- **TASK**: Quote the records beneath, complete and exact. Leave out images.

- **WORKING DATA**:

******************************

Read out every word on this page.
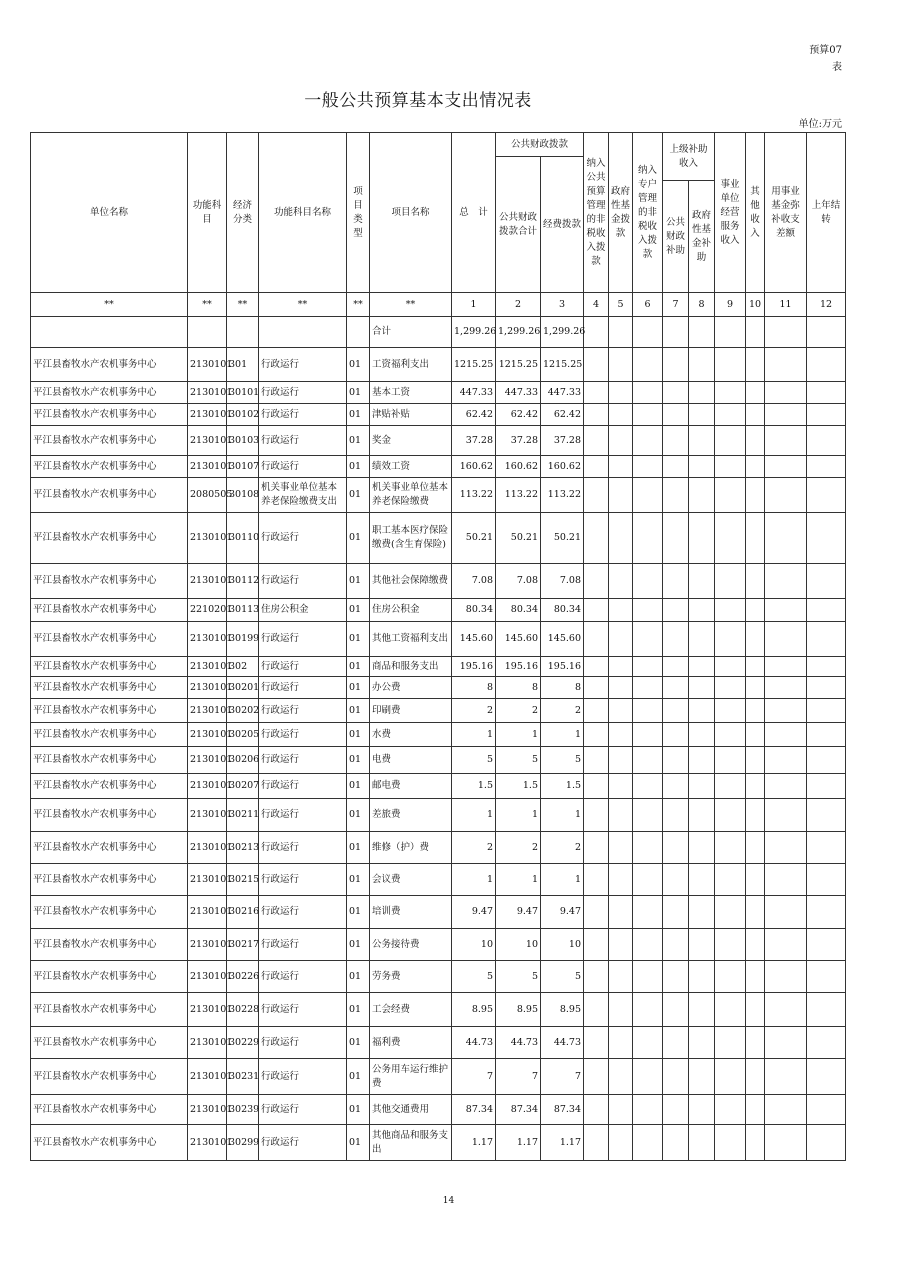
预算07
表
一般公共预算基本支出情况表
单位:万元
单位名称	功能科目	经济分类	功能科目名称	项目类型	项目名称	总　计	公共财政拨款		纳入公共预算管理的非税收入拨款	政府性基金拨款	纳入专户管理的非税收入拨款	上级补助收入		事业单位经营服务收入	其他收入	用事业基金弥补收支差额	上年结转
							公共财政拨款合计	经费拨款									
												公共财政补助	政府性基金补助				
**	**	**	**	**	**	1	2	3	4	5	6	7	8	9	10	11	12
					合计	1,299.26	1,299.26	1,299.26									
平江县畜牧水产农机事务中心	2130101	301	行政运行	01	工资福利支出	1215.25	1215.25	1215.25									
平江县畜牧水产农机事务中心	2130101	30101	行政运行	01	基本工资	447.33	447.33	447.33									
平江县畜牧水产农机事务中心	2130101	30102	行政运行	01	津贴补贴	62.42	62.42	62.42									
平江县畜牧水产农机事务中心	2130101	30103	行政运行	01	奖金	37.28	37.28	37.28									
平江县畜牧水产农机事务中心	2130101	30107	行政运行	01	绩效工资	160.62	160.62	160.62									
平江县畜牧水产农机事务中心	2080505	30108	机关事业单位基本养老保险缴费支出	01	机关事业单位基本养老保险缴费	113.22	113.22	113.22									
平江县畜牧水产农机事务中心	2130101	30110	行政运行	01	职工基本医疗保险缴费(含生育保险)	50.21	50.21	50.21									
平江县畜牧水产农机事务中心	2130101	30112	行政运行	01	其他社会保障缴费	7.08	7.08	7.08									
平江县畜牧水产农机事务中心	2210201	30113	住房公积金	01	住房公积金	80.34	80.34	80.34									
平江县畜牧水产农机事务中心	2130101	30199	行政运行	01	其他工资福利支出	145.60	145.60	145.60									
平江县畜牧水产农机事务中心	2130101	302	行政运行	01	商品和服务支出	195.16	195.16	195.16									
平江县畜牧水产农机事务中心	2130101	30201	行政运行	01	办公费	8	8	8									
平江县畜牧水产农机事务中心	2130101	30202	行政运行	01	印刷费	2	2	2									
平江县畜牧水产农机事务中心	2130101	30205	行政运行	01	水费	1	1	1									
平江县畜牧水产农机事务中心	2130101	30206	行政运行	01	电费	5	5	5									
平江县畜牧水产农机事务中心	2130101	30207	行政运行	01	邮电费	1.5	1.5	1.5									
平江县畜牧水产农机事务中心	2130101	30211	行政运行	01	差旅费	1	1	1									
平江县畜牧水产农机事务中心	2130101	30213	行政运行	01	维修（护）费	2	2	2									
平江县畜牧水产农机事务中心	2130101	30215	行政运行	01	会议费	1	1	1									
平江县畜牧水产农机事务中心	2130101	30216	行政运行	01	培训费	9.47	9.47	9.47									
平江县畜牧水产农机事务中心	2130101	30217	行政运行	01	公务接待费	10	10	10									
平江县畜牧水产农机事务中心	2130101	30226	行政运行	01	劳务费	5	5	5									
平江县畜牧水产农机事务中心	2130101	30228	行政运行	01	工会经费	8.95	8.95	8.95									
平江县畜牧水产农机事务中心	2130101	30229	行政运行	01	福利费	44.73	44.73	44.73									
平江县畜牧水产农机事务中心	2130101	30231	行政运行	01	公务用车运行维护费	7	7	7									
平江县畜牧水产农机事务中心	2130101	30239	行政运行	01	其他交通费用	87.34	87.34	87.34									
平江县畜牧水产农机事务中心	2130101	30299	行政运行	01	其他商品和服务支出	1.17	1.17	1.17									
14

******************************

- **THE ANSWER**:
Read out every word on this page.
预算07
表
一般公共预算基本支出情况表
单位:万元
单位名称	功能科目	经济分类	功能科目名称	项目类型	项目名称	总　计	公共财政拨款		纳入公共预算管理的非税收入拨款	政府性基金拨款	纳入专户管理的非税收入拨款	上级补助收入		事业单位经营服务收入	其他收入	用事业基金弥补收支差额	上年结转
							公共财政拨款合计	经费拨款									
												公共财政补助	政府性基金补助				
**	**	**	**	**	**	1	2	3	4	5	6	7	8	9	10	11	12
					合计	1,299.26	1,299.26	1,299.26									
平江县畜牧水产农机事务中心	2130101	301	行政运行	01	工资福利支出	1215.25	1215.25	1215.25									
平江县畜牧水产农机事务中心	2130101	30101	行政运行	01	基本工资	447.33	447.33	447.33									
平江县畜牧水产农机事务中心	2130101	30102	行政运行	01	津贴补贴	62.42	62.42	62.42									
平江县畜牧水产农机事务中心	2130101	30103	行政运行	01	奖金	37.28	37.28	37.28									
平江县畜牧水产农机事务中心	2130101	30107	行政运行	01	绩效工资	160.62	160.62	160.62									
平江县畜牧水产农机事务中心	2080505	30108	机关事业单位基本养老保险缴费支出	01	机关事业单位基本养老保险缴费	113.22	113.22	113.22									
平江县畜牧水产农机事务中心	2130101	30110	行政运行	01	职工基本医疗保险缴费(含生育保险)	50.21	50.21	50.21									
平江县畜牧水产农机事务中心	2130101	30112	行政运行	01	其他社会保障缴费	7.08	7.08	7.08									
平江县畜牧水产农机事务中心	2210201	30113	住房公积金	01	住房公积金	80.34	80.34	80.34									
平江县畜牧水产农机事务中心	2130101	30199	行政运行	01	其他工资福利支出	145.60	145.60	145.60									
平江县畜牧水产农机事务中心	2130101	302	行政运行	01	商品和服务支出	195.16	195.16	195.16									
平江县畜牧水产农机事务中心	2130101	30201	行政运行	01	办公费	8	8	8									
平江县畜牧水产农机事务中心	2130101	30202	行政运行	01	印刷费	2	2	2									
平江县畜牧水产农机事务中心	2130101	30205	行政运行	01	水费	1	1	1									
平江县畜牧水产农机事务中心	2130101	30206	行政运行	01	电费	5	5	5									
平江县畜牧水产农机事务中心	2130101	30207	行政运行	01	邮电费	1.5	1.5	1.5									
平江县畜牧水产农机事务中心	2130101	30211	行政运行	01	差旅费	1	1	1									
平江县畜牧水产农机事务中心	2130101	30213	行政运行	01	维修（护）费	2	2	2									
平江县畜牧水产农机事务中心	2130101	30215	行政运行	01	会议费	1	1	1									
平江县畜牧水产农机事务中心	2130101	30216	行政运行	01	培训费	9.47	9.47	9.47									
平江县畜牧水产农机事务中心	2130101	30217	行政运行	01	公务接待费	10	10	10									
平江县畜牧水产农机事务中心	2130101	30226	行政运行	01	劳务费	5	5	5									
平江县畜牧水产农机事务中心	2130101	30228	行政运行	01	工会经费	8.95	8.95	8.95									
平江县畜牧水产农机事务中心	2130101	30229	行政运行	01	福利费	44.73	44.73	44.73									
平江县畜牧水产农机事务中心	2130101	30231	行政运行	01	公务用车运行维护费	7	7	7									
平江县畜牧水产农机事务中心	2130101	30239	行政运行	01	其他交通费用	87.34	87.34	87.34									
平江县畜牧水产农机事务中心	2130101	30299	行政运行	01	其他商品和服务支出	1.17	1.17	1.17									
14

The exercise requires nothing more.